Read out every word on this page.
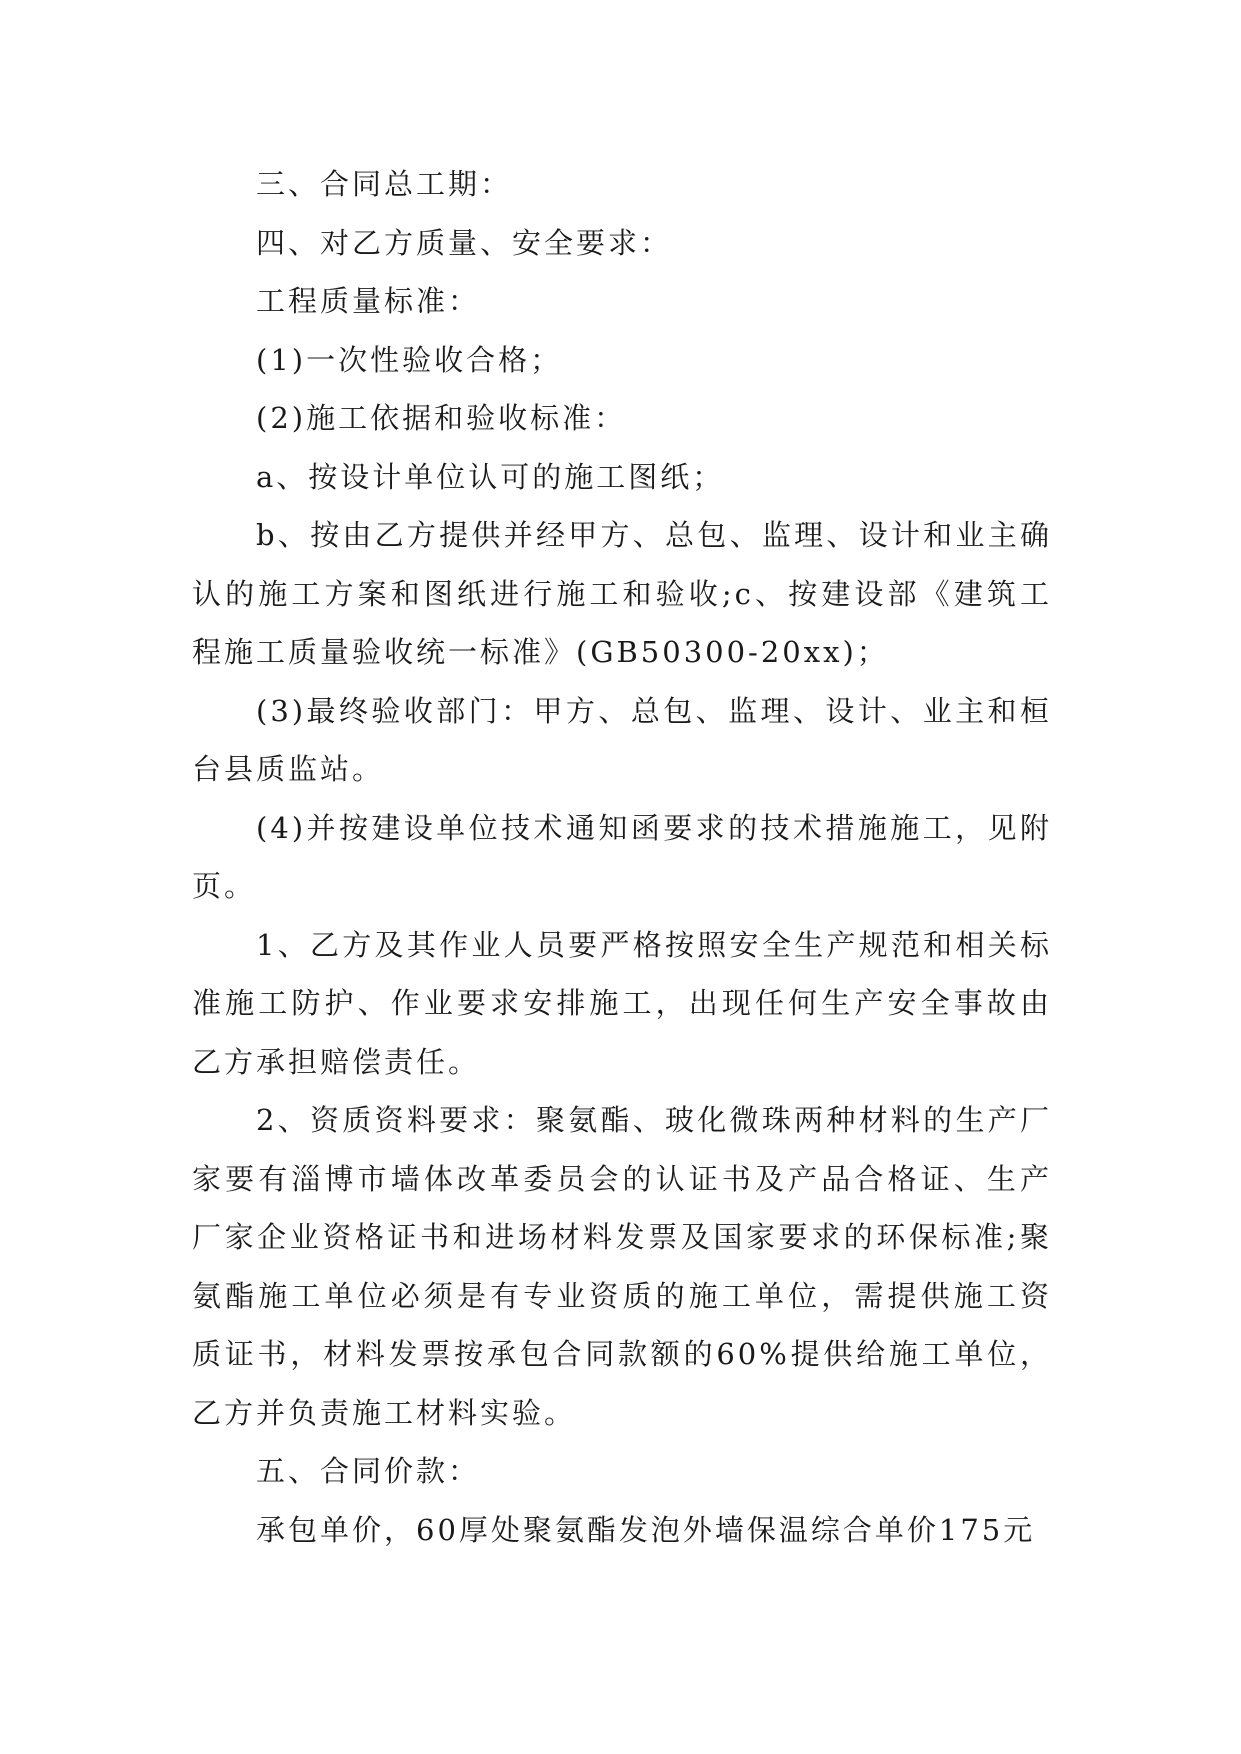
三、合同总工期：

四、对乙方质量、安全要求：

工程质量标准：

(1)一次性验收合格；

(2)施工依据和验收标准：

a、按设计单位认可的施工图纸；

b、按由乙方提供并经甲方、总包、监理、设计和业主确认的施工方案和图纸进行施工和验收;c、按建设部《建筑工程施工质量验收统一标准》(GB50300-20xx)；

(3)最终验收部门：甲方、总包、监理、设计、业主和桓台县质监站。

(4)并按建设单位技术通知函要求的技术措施施工，见附页。

1、乙方及其作业人员要严格按照安全生产规范和相关标准施工防护、作业要求安排施工，出现任何生产安全事故由乙方承担赔偿责任。

2、资质资料要求：聚氨酯、玻化微珠两种材料的生产厂家要有淄博市墙体改革委员会的认证书及产品合格证、生产厂家企业资格证书和进场材料发票及国家要求的环保标准;聚氨酯施工单位必须是有专业资质的施工单位，需提供施工资质证书，材料发票按承包合同款额的60%提供给施工单位，乙方并负责施工材料实验。

五、合同价款：

承包单价，60厚处聚氨酯发泡外墙保温综合单价175元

-*-*-

# Task brief
Restate each line of the records exactly; pictures do not belong in the copy.

# Correct output
Read out every word on this page.
三、合同总工期：

四、对乙方质量、安全要求：

工程质量标准：

(1)一次性验收合格；

(2)施工依据和验收标准：

a、按设计单位认可的施工图纸；

b、按由乙方提供并经甲方、总包、监理、设计和业主确认的施工方案和图纸进行施工和验收;c、按建设部《建筑工程施工质量验收统一标准》(GB50300-20xx)；

(3)最终验收部门：甲方、总包、监理、设计、业主和桓台县质监站。

(4)并按建设单位技术通知函要求的技术措施施工，见附页。

1、乙方及其作业人员要严格按照安全生产规范和相关标准施工防护、作业要求安排施工，出现任何生产安全事故由乙方承担赔偿责任。

2、资质资料要求：聚氨酯、玻化微珠两种材料的生产厂家要有淄博市墙体改革委员会的认证书及产品合格证、生产厂家企业资格证书和进场材料发票及国家要求的环保标准;聚氨酯施工单位必须是有专业资质的施工单位，需提供施工资质证书，材料发票按承包合同款额的60%提供给施工单位，乙方并负责施工材料实验。

五、合同价款：

承包单价，60厚处聚氨酯发泡外墙保温综合单价175元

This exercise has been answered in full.